Source document:

· · · ·

I'm assuming that 320 was not a Caviar Blue, Series 1s don't like them for some reason.

I seem to recall that if you don't actually mount the cd

mount -t iso9660 /dev/hd* /cdrom

copykern will appear to run but actually won't.

*(whichever one is your cd drive, and the drive you want to run copykern on can't be hda if I remember correctly)


----------



## ALSaul_2000 (Jan 6, 2006)

GOOD STUFF TO Know - I'll try that as well since the SVR-2000 seems to crash alot since the WinMFS - Thanks to all


----------



## unitron (Apr 28, 2006)

ALSaul_2000 said:


> GOOD STUFF TO Know - I'll try that as well since the SVR-2000 seems to crash alot since the WinMFS - Thanks to all


If you don't need to save any recordings, get the image linked here:

http://www.tivocommunity.com/tivo-vb/showthread.php?p=6228202#post6228202

(it's an image of the S1 Sony with version 3.0 of the Tivo software, which is the latest, and no doubt last, but it'll let you use an external modem or TurboNet or TurboCache card if necessary just by changing the dial up prefix)

· · · ·

Records supplied:
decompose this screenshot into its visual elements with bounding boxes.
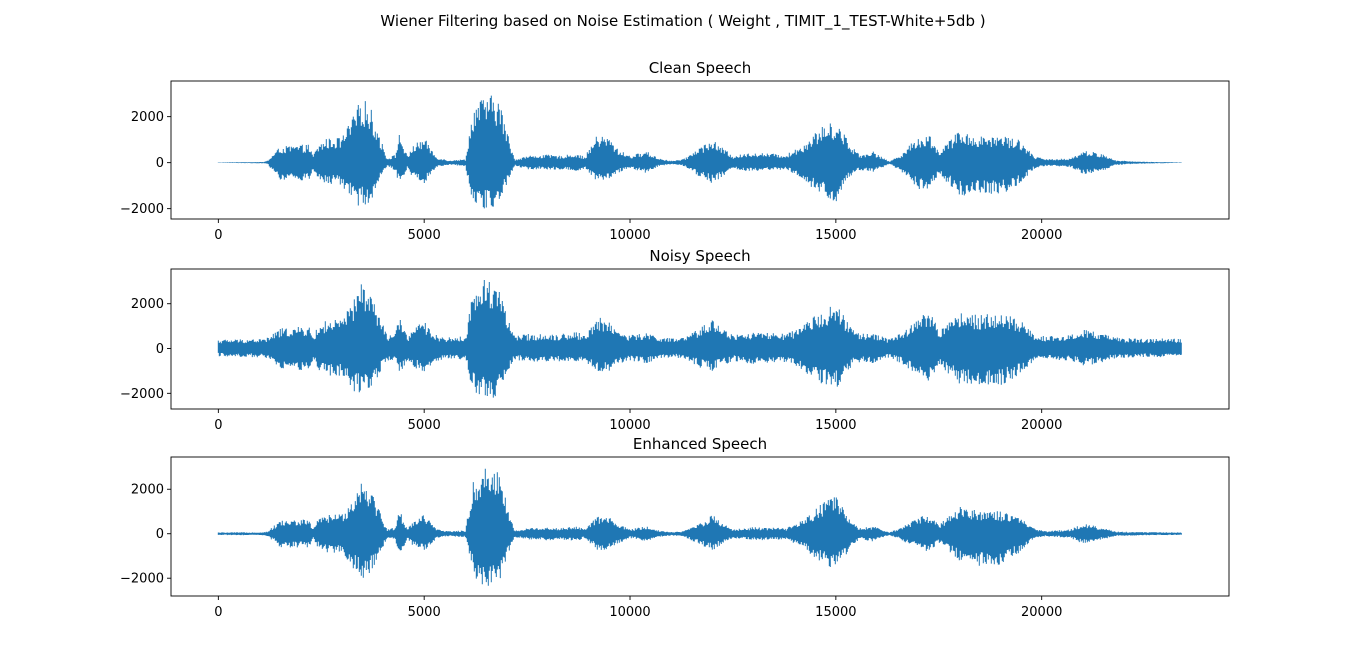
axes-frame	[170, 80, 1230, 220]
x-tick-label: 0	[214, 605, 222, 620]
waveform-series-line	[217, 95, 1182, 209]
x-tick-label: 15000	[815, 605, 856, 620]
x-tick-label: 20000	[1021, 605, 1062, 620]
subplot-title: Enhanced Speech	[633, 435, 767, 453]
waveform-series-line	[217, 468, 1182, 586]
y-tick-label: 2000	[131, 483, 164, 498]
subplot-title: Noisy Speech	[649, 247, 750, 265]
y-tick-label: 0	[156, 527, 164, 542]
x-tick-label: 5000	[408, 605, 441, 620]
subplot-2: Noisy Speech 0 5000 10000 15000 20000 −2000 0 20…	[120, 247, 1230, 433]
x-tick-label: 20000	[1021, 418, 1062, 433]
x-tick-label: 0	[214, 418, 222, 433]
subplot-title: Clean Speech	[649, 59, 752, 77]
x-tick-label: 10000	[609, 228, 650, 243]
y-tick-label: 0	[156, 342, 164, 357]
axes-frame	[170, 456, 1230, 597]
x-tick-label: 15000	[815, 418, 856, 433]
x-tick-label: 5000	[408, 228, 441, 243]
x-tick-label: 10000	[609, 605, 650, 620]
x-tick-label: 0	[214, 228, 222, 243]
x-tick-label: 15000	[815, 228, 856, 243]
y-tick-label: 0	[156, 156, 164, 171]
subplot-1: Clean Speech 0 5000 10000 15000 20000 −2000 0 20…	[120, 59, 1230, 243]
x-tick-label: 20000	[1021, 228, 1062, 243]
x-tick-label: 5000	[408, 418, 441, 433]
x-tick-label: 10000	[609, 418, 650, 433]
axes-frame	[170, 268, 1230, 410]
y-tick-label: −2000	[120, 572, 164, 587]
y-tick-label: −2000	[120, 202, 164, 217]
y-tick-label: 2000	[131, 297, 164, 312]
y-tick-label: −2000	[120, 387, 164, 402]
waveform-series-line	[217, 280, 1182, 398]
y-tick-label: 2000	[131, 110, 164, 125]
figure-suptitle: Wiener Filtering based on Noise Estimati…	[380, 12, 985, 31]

· · · ·

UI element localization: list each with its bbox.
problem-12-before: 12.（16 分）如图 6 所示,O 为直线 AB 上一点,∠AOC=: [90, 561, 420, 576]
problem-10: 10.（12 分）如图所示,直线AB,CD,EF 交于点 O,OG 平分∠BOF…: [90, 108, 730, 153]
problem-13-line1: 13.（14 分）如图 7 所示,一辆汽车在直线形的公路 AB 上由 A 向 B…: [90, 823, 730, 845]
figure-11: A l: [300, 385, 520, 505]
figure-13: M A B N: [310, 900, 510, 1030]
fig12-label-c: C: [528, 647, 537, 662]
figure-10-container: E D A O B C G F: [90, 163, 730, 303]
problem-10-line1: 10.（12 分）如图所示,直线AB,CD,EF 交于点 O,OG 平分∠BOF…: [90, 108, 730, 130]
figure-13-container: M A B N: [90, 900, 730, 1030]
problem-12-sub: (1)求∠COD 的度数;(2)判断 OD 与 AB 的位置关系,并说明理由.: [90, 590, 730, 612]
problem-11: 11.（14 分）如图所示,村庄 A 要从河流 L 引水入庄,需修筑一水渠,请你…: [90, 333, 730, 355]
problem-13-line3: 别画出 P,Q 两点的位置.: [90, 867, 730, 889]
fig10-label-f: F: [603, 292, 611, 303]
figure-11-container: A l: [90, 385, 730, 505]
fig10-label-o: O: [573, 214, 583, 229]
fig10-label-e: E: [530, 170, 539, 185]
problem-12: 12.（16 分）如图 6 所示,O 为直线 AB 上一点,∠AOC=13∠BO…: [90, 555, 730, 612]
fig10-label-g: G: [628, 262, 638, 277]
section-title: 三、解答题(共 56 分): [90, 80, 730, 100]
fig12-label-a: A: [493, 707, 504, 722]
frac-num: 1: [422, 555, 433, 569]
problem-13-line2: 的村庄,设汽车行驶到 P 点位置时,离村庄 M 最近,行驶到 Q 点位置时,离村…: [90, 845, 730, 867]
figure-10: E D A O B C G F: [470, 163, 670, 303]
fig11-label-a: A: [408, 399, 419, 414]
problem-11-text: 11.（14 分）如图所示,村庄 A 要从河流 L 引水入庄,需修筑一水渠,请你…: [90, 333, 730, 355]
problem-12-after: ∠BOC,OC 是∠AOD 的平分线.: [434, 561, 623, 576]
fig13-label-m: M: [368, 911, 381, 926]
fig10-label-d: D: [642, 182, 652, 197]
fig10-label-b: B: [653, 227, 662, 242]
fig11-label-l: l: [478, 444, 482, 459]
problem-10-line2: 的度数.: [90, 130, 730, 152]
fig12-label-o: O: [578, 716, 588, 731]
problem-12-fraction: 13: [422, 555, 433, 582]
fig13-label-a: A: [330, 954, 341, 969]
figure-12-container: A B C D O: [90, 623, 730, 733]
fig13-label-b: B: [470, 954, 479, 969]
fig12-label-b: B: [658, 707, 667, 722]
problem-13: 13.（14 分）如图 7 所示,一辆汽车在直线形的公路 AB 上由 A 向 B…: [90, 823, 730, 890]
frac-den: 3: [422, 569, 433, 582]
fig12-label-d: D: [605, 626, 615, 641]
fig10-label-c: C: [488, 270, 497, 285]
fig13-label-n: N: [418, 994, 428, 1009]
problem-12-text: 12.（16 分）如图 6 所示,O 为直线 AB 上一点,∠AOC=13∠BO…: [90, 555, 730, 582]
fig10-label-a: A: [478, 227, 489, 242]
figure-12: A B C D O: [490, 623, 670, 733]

· · · ·

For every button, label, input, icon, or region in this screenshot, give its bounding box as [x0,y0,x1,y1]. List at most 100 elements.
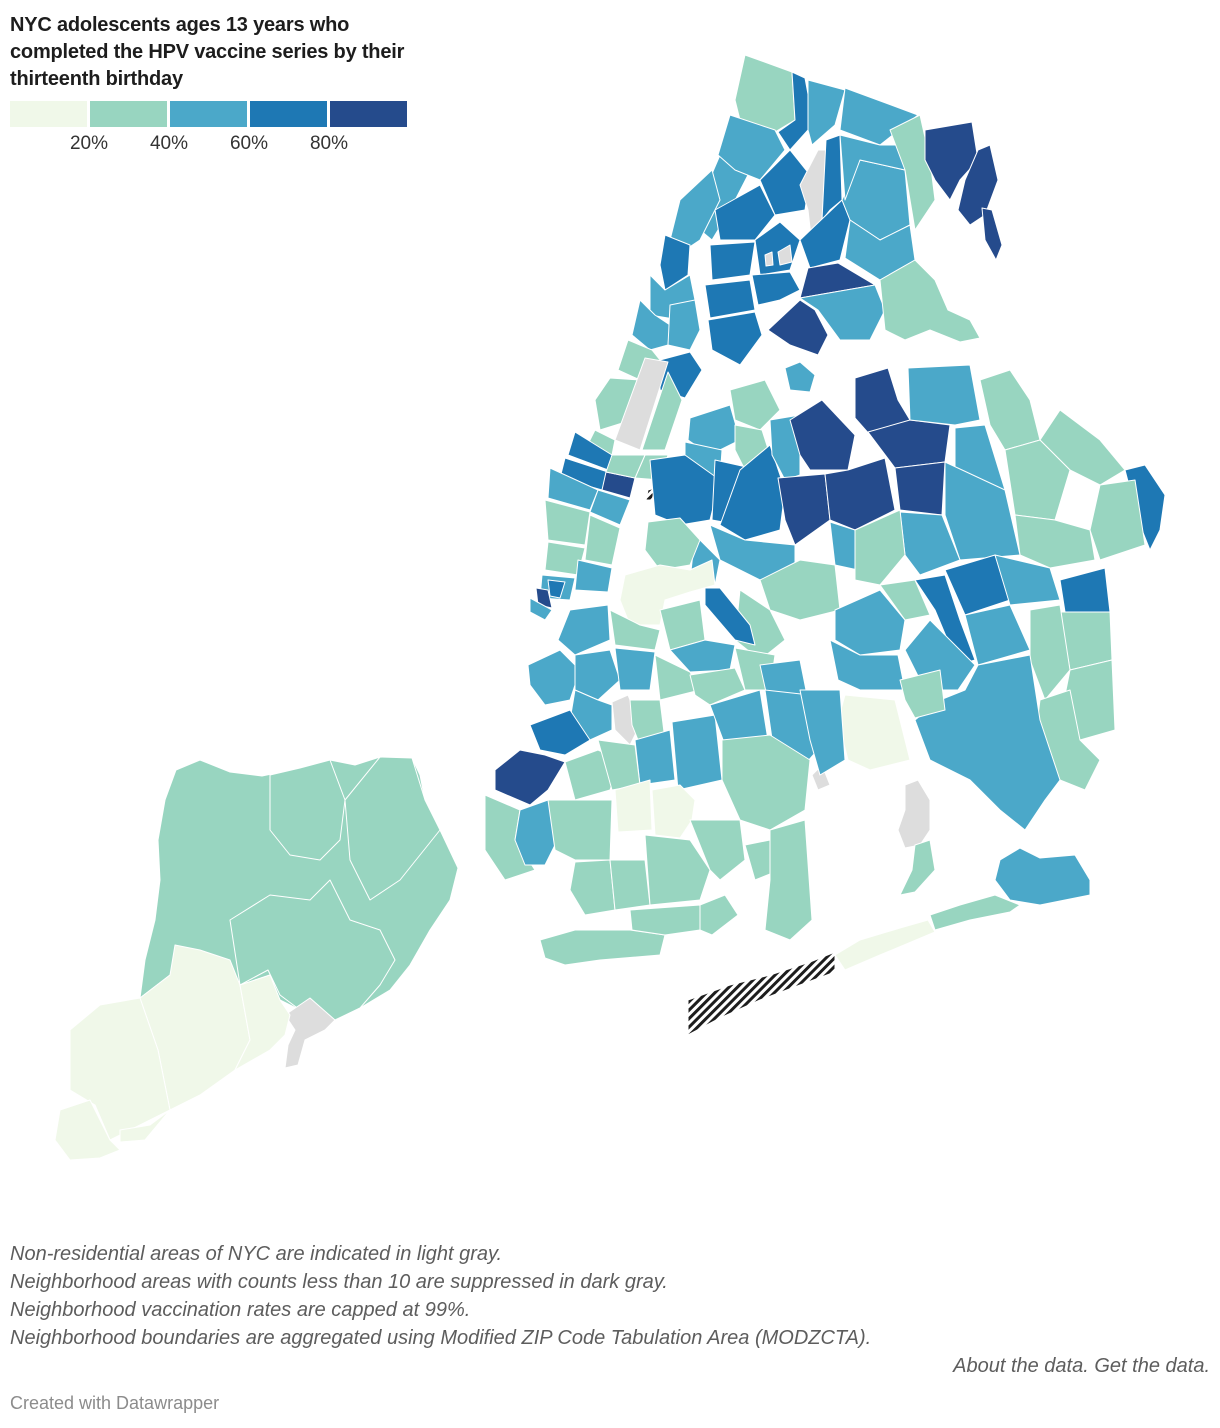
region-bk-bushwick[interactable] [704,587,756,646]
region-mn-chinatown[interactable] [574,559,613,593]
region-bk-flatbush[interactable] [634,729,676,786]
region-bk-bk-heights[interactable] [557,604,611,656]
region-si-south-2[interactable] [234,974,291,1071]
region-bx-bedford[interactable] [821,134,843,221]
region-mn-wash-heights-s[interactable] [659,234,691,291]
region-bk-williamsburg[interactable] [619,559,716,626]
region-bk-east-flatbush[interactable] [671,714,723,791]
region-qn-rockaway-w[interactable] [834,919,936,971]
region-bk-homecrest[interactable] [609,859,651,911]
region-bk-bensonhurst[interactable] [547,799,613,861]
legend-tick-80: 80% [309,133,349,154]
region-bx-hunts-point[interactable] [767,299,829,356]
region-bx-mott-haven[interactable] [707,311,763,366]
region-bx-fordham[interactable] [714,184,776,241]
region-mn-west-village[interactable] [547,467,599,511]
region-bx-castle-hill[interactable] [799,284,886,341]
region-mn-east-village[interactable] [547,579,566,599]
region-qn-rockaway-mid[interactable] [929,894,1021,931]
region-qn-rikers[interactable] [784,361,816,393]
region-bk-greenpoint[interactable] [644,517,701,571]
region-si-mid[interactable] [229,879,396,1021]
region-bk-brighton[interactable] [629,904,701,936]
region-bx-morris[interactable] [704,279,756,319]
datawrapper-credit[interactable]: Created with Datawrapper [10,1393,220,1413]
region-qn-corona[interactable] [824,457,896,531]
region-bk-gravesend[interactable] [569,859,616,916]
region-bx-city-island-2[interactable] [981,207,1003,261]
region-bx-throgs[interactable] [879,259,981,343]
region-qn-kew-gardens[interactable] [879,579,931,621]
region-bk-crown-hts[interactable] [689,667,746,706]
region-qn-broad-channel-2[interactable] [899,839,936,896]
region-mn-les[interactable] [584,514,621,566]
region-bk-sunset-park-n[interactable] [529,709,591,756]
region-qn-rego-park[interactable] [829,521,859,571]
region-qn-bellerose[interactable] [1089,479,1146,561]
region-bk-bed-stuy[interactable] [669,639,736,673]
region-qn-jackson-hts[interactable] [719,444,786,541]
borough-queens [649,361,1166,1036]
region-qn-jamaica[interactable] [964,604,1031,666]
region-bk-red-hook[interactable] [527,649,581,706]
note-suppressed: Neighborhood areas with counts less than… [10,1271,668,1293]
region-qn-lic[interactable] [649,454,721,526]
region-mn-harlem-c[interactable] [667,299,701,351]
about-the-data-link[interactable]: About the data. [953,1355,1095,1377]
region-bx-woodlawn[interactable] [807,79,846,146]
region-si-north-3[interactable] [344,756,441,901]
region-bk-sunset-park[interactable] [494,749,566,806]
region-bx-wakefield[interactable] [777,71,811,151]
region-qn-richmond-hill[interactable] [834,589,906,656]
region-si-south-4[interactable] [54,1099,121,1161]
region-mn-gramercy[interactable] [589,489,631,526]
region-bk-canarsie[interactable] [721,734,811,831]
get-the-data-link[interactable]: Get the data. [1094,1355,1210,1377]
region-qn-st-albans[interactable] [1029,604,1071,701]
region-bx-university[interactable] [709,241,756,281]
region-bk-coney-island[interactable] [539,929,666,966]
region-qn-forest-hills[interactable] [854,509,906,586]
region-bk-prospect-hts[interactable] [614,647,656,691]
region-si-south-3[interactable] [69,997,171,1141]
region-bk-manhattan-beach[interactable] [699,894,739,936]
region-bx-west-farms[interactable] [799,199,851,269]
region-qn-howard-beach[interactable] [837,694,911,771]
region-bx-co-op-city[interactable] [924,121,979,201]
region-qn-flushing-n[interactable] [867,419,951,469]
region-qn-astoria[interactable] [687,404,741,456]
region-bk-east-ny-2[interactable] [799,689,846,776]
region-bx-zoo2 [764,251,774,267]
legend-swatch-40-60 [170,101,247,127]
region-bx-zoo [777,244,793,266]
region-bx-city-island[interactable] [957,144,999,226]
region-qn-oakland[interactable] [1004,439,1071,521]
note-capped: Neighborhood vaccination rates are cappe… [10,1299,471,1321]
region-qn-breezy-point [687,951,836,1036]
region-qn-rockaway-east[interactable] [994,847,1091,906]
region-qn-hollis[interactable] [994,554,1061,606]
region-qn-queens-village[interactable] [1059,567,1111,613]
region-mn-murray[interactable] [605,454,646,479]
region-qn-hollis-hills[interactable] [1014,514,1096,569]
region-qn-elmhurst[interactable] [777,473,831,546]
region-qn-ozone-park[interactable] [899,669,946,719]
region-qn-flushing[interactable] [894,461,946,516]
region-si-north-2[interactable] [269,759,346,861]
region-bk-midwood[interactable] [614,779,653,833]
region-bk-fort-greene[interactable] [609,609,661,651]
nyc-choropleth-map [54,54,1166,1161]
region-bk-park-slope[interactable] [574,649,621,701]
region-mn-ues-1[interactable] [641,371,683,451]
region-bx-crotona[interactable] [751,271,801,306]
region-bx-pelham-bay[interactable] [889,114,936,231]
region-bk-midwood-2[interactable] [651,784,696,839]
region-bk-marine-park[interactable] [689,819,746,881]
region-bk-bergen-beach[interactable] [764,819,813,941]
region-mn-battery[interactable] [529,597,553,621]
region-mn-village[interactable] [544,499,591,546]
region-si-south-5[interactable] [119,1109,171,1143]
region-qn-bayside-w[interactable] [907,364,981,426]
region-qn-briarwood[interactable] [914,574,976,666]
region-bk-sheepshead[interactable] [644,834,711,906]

· · · ·

Aim of the task: Write out the TiVo forum thread starting with "## unitron (Apr" and going on through "dial up prefix)", replacing "external modem" with "internal modem". The records have nothing to do with what you're asked to do here.

Final result:
## unitron (Apr 28, 2006)

ALSaul_2000 said:


> GOOD STUFF TO Know - I'll try that as well since the SVR-2000 seems to crash alot since the WinMFS - Thanks to all


If you don't need to save any recordings, get the image linked here:

http://www.tivocommunity.com/tivo-vb/showthread.php?p=6228202#post6228202

(it's an image of the S1 Sony with version 3.0 of the Tivo software, which is the latest, and no doubt last, but it'll let you use an internal modem or TurboNet or TurboCache card if necessary just by changing the dial up prefix)